▸ **What you are asked to do**
Pull out every line of the entries below word for word, keeping them in their original order.

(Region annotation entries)

┌────────

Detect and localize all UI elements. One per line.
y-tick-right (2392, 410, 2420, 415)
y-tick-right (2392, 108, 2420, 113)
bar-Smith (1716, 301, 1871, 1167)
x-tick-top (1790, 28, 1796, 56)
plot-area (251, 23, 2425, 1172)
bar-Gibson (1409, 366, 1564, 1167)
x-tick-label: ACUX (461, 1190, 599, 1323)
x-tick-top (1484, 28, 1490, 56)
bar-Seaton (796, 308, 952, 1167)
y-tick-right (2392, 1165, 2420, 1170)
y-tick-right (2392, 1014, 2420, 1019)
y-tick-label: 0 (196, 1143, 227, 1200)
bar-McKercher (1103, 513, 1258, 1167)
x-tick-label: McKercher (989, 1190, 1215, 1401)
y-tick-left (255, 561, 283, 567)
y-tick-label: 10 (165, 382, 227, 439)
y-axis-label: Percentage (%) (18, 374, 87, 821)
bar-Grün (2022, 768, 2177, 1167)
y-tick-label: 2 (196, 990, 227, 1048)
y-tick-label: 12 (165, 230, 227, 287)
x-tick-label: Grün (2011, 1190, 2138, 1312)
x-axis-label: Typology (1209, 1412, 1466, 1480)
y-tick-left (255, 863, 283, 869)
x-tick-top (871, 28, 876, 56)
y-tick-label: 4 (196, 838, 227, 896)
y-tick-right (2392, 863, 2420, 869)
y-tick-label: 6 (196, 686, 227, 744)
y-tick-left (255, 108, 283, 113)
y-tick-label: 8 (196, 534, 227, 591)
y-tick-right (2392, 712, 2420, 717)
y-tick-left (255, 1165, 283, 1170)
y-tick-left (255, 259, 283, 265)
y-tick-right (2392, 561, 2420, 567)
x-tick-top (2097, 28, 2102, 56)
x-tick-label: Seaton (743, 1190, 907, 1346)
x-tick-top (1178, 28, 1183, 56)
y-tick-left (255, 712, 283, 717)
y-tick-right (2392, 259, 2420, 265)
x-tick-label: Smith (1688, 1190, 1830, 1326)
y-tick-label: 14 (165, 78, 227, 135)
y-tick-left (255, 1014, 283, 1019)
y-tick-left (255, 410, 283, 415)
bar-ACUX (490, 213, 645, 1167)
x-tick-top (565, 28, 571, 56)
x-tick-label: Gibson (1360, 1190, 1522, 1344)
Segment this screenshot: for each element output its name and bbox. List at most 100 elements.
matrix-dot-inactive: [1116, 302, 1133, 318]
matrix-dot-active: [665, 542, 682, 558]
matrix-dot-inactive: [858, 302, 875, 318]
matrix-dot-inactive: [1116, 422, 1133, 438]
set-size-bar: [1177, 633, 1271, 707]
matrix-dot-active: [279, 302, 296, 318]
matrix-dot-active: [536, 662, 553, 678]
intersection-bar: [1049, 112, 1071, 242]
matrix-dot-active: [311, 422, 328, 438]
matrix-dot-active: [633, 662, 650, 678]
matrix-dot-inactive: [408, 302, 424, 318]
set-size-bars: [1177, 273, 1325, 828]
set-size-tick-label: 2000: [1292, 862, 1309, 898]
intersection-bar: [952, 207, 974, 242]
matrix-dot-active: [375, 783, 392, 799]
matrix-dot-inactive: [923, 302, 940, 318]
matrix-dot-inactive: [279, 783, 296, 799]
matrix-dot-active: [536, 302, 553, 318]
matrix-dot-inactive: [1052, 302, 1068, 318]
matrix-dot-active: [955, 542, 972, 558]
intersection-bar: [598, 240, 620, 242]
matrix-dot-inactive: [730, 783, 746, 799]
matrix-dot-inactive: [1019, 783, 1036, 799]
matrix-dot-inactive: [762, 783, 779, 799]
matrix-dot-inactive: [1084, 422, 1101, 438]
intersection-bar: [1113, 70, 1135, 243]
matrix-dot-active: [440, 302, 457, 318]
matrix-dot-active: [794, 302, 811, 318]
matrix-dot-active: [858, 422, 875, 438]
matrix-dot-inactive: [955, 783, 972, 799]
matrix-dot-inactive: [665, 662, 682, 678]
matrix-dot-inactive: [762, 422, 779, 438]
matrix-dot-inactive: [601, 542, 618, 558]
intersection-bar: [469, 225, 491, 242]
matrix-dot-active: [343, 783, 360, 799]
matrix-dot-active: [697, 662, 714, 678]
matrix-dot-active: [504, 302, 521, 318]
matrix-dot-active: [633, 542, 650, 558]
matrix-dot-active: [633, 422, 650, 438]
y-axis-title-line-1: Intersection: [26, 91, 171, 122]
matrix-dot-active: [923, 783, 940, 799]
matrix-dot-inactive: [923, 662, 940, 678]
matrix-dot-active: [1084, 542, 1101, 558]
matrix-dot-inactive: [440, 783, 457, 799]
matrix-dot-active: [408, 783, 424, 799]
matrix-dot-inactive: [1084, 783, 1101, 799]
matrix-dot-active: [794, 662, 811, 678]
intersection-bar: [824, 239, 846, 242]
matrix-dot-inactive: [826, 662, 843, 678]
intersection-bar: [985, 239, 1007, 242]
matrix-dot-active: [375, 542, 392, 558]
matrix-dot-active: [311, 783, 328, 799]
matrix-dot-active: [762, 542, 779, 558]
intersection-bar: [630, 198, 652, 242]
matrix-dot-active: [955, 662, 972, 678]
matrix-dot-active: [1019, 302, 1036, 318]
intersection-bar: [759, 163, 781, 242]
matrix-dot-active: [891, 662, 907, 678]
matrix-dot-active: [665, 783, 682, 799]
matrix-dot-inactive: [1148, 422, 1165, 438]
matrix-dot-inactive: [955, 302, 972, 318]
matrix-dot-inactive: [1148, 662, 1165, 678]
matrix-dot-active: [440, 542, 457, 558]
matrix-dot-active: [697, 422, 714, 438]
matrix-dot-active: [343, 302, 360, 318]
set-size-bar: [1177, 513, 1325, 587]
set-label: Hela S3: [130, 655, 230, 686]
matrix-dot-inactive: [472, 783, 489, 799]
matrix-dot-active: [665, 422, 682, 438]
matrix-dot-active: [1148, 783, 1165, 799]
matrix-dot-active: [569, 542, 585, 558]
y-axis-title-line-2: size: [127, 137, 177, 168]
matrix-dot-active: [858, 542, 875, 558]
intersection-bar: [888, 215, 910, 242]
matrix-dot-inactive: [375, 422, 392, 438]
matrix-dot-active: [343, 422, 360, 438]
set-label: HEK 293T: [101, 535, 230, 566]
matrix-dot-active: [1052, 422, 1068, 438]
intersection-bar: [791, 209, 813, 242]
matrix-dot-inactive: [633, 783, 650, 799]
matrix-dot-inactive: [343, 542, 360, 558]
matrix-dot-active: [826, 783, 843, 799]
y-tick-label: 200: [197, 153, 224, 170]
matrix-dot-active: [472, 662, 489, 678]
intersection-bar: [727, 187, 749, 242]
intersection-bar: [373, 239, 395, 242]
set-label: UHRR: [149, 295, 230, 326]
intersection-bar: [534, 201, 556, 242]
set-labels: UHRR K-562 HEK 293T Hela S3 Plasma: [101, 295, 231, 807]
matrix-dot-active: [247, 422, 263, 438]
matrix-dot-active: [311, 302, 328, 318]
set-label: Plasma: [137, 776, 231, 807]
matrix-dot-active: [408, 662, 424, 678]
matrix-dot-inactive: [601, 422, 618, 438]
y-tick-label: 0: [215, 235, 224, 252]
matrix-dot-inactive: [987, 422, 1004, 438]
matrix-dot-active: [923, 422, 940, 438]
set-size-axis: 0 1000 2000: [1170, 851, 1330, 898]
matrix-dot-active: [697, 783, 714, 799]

└────────

▸ **Result for this task**
Detect and localize all UI elements. One per line.
y-tick-right (2392, 410, 2420, 415)
y-tick-right (2392, 108, 2420, 113)
bar-Smith (1716, 301, 1871, 1167)
x-tick-top (1790, 28, 1796, 56)
plot-area (251, 23, 2425, 1172)
bar-Gibson (1409, 366, 1564, 1167)
x-tick-label: ACUX (461, 1190, 599, 1323)
x-tick-top (1484, 28, 1490, 56)
bar-Seaton (796, 308, 952, 1167)
y-tick-right (2392, 1165, 2420, 1170)
y-tick-right (2392, 1014, 2420, 1019)
y-tick-label: 0 (196, 1143, 227, 1200)
bar-McKercher (1103, 513, 1258, 1167)
x-tick-label: McKercher (989, 1190, 1215, 1401)
y-tick-left (255, 561, 283, 567)
y-tick-label: 10 (165, 382, 227, 439)
y-axis-label: Percentage (%) (18, 374, 87, 821)
bar-Grün (2022, 768, 2177, 1167)
y-tick-label: 2 (196, 990, 227, 1048)
y-tick-label: 12 (165, 230, 227, 287)
x-tick-label: Grün (2011, 1190, 2138, 1312)
x-axis-label: Typology (1209, 1412, 1466, 1480)
y-tick-left (255, 863, 283, 869)
x-tick-top (871, 28, 876, 56)
y-tick-label: 4 (196, 838, 227, 896)
y-tick-right (2392, 863, 2420, 869)
y-tick-label: 6 (196, 686, 227, 744)
y-tick-left (255, 108, 283, 113)
y-tick-label: 8 (196, 534, 227, 591)
y-tick-right (2392, 712, 2420, 717)
y-tick-left (255, 1165, 283, 1170)
y-tick-left (255, 259, 283, 265)
y-tick-right (2392, 561, 2420, 567)
x-tick-top (2097, 28, 2102, 56)
x-tick-label: Seaton (743, 1190, 907, 1346)
x-tick-top (1178, 28, 1183, 56)
y-tick-left (255, 712, 283, 717)
y-tick-right (2392, 259, 2420, 265)
x-tick-label: Smith (1688, 1190, 1830, 1326)
y-tick-label: 14 (165, 78, 227, 135)
y-tick-left (255, 1014, 283, 1019)
y-tick-left (255, 410, 283, 415)
bar-ACUX (490, 213, 645, 1167)
x-tick-top (565, 28, 571, 56)
x-tick-label: Gibson (1360, 1190, 1522, 1344)
Segment this screenshot: for each element output its name and bbox. List at most 100 elements.
matrix-dot-inactive: [1116, 302, 1133, 318]
matrix-dot-active: [665, 542, 682, 558]
matrix-dot-inactive: [858, 302, 875, 318]
matrix-dot-inactive: [1116, 422, 1133, 438]
set-size-bar: [1177, 633, 1271, 707]
matrix-dot-active: [279, 302, 296, 318]
matrix-dot-active: [536, 662, 553, 678]
intersection-bar: [1049, 112, 1071, 242]
matrix-dot-active: [311, 422, 328, 438]
matrix-dot-active: [633, 662, 650, 678]
matrix-dot-inactive: [408, 302, 424, 318]
set-size-bars: [1177, 273, 1325, 828]
set-size-tick-label: 2000: [1292, 862, 1309, 898]
intersection-bar: [952, 207, 974, 242]
matrix-dot-active: [375, 783, 392, 799]
matrix-dot-inactive: [923, 302, 940, 318]
matrix-dot-inactive: [279, 783, 296, 799]
matrix-dot-active: [536, 302, 553, 318]
matrix-dot-inactive: [1052, 302, 1068, 318]
matrix-dot-active: [955, 542, 972, 558]
intersection-bar: [598, 240, 620, 242]
matrix-dot-inactive: [730, 783, 746, 799]
matrix-dot-inactive: [1019, 783, 1036, 799]
matrix-dot-inactive: [762, 783, 779, 799]
matrix-dot-inactive: [1084, 422, 1101, 438]
intersection-bar: [1113, 70, 1135, 243]
matrix-dot-active: [440, 302, 457, 318]
matrix-dot-active: [794, 302, 811, 318]
matrix-dot-active: [858, 422, 875, 438]
matrix-dot-inactive: [955, 783, 972, 799]
matrix-dot-inactive: [665, 662, 682, 678]
matrix-dot-inactive: [762, 422, 779, 438]
matrix-dot-inactive: [601, 542, 618, 558]
intersection-bar: [469, 225, 491, 242]
matrix-dot-active: [343, 783, 360, 799]
matrix-dot-active: [697, 662, 714, 678]
matrix-dot-active: [504, 302, 521, 318]
matrix-dot-active: [633, 542, 650, 558]
matrix-dot-active: [633, 422, 650, 438]
y-axis-title-line-1: Intersection: [26, 91, 171, 122]
matrix-dot-active: [923, 783, 940, 799]
matrix-dot-inactive: [923, 662, 940, 678]
matrix-dot-active: [1084, 542, 1101, 558]
matrix-dot-inactive: [440, 783, 457, 799]
matrix-dot-active: [408, 783, 424, 799]
matrix-dot-inactive: [1084, 783, 1101, 799]
matrix-dot-active: [794, 662, 811, 678]
intersection-bar: [824, 239, 846, 242]
matrix-dot-inactive: [826, 662, 843, 678]
intersection-bar: [985, 239, 1007, 242]
matrix-dot-active: [375, 542, 392, 558]
matrix-dot-active: [311, 783, 328, 799]
matrix-dot-active: [762, 542, 779, 558]
intersection-bar: [630, 198, 652, 242]
matrix-dot-active: [955, 662, 972, 678]
matrix-dot-active: [1019, 302, 1036, 318]
intersection-bar: [759, 163, 781, 242]
matrix-dot-active: [891, 662, 907, 678]
matrix-dot-active: [665, 783, 682, 799]
matrix-dot-inactive: [1148, 422, 1165, 438]
matrix-dot-inactive: [955, 302, 972, 318]
matrix-dot-inactive: [1148, 662, 1165, 678]
matrix-dot-active: [440, 542, 457, 558]
matrix-dot-active: [697, 422, 714, 438]
matrix-dot-active: [343, 302, 360, 318]
set-size-bar: [1177, 513, 1325, 587]
set-label: Hela S3: [130, 655, 230, 686]
matrix-dot-inactive: [472, 783, 489, 799]
matrix-dot-active: [665, 422, 682, 438]
matrix-dot-active: [1148, 783, 1165, 799]
matrix-dot-active: [569, 542, 585, 558]
y-axis-title-line-2: size: [127, 137, 177, 168]
matrix-dot-active: [858, 542, 875, 558]
intersection-bar: [888, 215, 910, 242]
matrix-dot-inactive: [375, 422, 392, 438]
matrix-dot-active: [343, 422, 360, 438]
set-label: HEK 293T: [101, 535, 230, 566]
matrix-dot-active: [1052, 422, 1068, 438]
intersection-bar: [791, 209, 813, 242]
matrix-dot-inactive: [633, 783, 650, 799]
matrix-dot-inactive: [343, 542, 360, 558]
matrix-dot-active: [826, 783, 843, 799]
y-tick-label: 200: [197, 153, 224, 170]
matrix-dot-active: [472, 662, 489, 678]
intersection-bar: [727, 187, 749, 242]
intersection-bar: [373, 239, 395, 242]
set-label: UHRR: [149, 295, 230, 326]
intersection-bar: [534, 201, 556, 242]
set-labels: UHRR K-562 HEK 293T Hela S3 Plasma: [101, 295, 231, 807]
matrix-dot-active: [247, 422, 263, 438]
matrix-dot-active: [311, 302, 328, 318]
set-label: Plasma: [137, 776, 231, 807]
matrix-dot-active: [408, 662, 424, 678]
matrix-dot-inactive: [601, 422, 618, 438]
y-tick-label: 0: [215, 235, 224, 252]
matrix-dot-inactive: [987, 422, 1004, 438]
matrix-dot-active: [923, 422, 940, 438]
set-size-axis: 0 1000 2000: [1170, 851, 1330, 898]
matrix-dot-active: [697, 783, 714, 799]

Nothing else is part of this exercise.